Your goal ▸ Output every entry exactly as written.

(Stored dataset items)
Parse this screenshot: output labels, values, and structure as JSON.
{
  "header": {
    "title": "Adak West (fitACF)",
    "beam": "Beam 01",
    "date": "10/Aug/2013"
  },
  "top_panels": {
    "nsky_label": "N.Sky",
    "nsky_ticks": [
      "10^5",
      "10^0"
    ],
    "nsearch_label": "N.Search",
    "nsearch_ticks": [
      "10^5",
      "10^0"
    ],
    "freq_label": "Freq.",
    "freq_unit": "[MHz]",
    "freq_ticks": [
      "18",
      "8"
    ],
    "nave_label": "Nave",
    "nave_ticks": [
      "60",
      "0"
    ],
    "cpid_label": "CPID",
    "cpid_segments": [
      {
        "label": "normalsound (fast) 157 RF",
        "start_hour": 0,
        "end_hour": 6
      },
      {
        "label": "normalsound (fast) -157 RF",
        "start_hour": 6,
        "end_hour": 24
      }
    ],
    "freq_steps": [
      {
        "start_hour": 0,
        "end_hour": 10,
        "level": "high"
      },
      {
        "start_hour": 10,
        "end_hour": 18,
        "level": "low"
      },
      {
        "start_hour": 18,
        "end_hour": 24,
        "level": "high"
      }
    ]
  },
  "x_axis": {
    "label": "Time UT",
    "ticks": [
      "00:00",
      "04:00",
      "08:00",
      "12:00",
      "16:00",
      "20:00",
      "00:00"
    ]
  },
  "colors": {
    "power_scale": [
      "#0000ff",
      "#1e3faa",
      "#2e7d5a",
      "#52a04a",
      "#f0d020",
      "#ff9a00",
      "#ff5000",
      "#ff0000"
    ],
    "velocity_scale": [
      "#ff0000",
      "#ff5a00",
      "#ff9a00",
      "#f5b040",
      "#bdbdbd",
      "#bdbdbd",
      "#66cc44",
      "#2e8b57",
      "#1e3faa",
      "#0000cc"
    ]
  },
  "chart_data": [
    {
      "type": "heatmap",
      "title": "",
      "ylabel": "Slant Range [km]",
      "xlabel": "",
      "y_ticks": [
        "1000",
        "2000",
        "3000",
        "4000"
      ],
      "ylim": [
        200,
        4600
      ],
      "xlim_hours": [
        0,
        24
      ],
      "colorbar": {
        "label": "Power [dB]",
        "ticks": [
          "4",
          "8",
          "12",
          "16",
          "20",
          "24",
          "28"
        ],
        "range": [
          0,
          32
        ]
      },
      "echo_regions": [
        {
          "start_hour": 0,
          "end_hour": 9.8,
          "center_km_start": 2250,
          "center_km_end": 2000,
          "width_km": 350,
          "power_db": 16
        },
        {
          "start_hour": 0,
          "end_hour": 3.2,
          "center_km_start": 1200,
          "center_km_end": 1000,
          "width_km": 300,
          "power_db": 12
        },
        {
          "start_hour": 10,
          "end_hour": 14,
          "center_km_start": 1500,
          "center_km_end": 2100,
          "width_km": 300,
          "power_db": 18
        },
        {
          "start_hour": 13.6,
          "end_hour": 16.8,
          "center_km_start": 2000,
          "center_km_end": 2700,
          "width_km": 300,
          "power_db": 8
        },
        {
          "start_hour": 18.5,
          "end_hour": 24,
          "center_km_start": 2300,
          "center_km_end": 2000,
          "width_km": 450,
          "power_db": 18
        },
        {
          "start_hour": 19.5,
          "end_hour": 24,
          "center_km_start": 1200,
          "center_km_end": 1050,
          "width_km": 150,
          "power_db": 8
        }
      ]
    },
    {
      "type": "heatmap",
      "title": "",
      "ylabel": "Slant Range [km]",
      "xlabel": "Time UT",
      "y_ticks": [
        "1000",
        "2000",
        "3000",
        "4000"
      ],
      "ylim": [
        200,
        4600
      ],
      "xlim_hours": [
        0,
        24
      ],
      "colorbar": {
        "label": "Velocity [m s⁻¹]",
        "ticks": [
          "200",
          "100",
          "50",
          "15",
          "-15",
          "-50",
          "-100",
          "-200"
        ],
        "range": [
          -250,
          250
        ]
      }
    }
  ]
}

Result of this exercise ▸
Parse this screenshot: output labels, values, and structure as JSON.
{
  "header": {
    "title": "Adak West (fitACF)",
    "beam": "Beam 01",
    "date": "10/Aug/2013"
  },
  "top_panels": {
    "nsky_label": "N.Sky",
    "nsky_ticks": [
      "10^5",
      "10^0"
    ],
    "nsearch_label": "N.Search",
    "nsearch_ticks": [
      "10^5",
      "10^0"
    ],
    "freq_label": "Freq.",
    "freq_unit": "[MHz]",
    "freq_ticks": [
      "18",
      "8"
    ],
    "nave_label": "Nave",
    "nave_ticks": [
      "60",
      "0"
    ],
    "cpid_label": "CPID",
    "cpid_segments": [
      {
        "label": "normalsound (fast) 157 RF",
        "start_hour": 0,
        "end_hour": 6
      },
      {
        "label": "normalsound (fast) -157 RF",
        "start_hour": 6,
        "end_hour": 24
      }
    ],
    "freq_steps": [
      {
        "start_hour": 0,
        "end_hour": 10,
        "level": "high"
      },
      {
        "start_hour": 10,
        "end_hour": 18,
        "level": "low"
      },
      {
        "start_hour": 18,
        "end_hour": 24,
        "level": "high"
      }
    ]
  },
  "x_axis": {
    "label": "Time UT",
    "ticks": [
      "00:00",
      "04:00",
      "08:00",
      "12:00",
      "16:00",
      "20:00",
      "00:00"
    ]
  },
  "colors": {
    "power_scale": [
      "#0000ff",
      "#1e3faa",
      "#2e7d5a",
      "#52a04a",
      "#f0d020",
      "#ff9a00",
      "#ff5000",
      "#ff0000"
    ],
    "velocity_scale": [
      "#ff0000",
      "#ff5a00",
      "#ff9a00",
      "#f5b040",
      "#bdbdbd",
      "#bdbdbd",
      "#66cc44",
      "#2e8b57",
      "#1e3faa",
      "#0000cc"
    ]
  },
  "chart_data": [
    {
      "type": "heatmap",
      "title": "",
      "ylabel": "Slant Range [km]",
      "xlabel": "",
      "y_ticks": [
        "1000",
        "2000",
        "3000",
        "4000"
      ],
      "ylim": [
        200,
        4600
      ],
      "xlim_hours": [
        0,
        24
      ],
      "colorbar": {
        "label": "Power [dB]",
        "ticks": [
          "4",
          "8",
          "12",
          "16",
          "20",
          "24",
          "28"
        ],
        "range": [
          0,
          32
        ]
      },
      "echo_regions": [
        {
          "start_hour": 0,
          "end_hour": 9.8,
          "center_km_start": 2250,
          "center_km_end": 2000,
          "width_km": 350,
          "power_db": 16
        },
        {
          "start_hour": 0,
          "end_hour": 3.2,
          "center_km_start": 1200,
          "center_km_end": 1000,
          "width_km": 300,
          "power_db": 12
        },
        {
          "start_hour": 10,
          "end_hour": 14,
          "center_km_start": 1500,
          "center_km_end": 2100,
          "width_km": 300,
          "power_db": 18
        },
        {
          "start_hour": 13.6,
          "end_hour": 16.8,
          "center_km_start": 2000,
          "center_km_end": 2700,
          "width_km": 300,
          "power_db": 8
        },
        {
          "start_hour": 18.5,
          "end_hour": 24,
          "center_km_start": 2300,
          "center_km_end": 2000,
          "width_km": 450,
          "power_db": 18
        },
        {
          "start_hour": 19.5,
          "end_hour": 24,
          "center_km_start": 1200,
          "center_km_end": 1050,
          "width_km": 150,
          "power_db": 8
        }
      ]
    },
    {
      "type": "heatmap",
      "title": "",
      "ylabel": "Slant Range [km]",
      "xlabel": "Time UT",
      "y_ticks": [
        "1000",
        "2000",
        "3000",
        "4000"
      ],
      "ylim": [
        200,
        4600
      ],
      "xlim_hours": [
        0,
        24
      ],
      "colorbar": {
        "label": "Velocity [m s⁻¹]",
        "ticks": [
          "200",
          "100",
          "50",
          "15",
          "-15",
          "-50",
          "-100",
          "-200"
        ],
        "range": [
          -250,
          250
        ]
      }
    }
  ]
}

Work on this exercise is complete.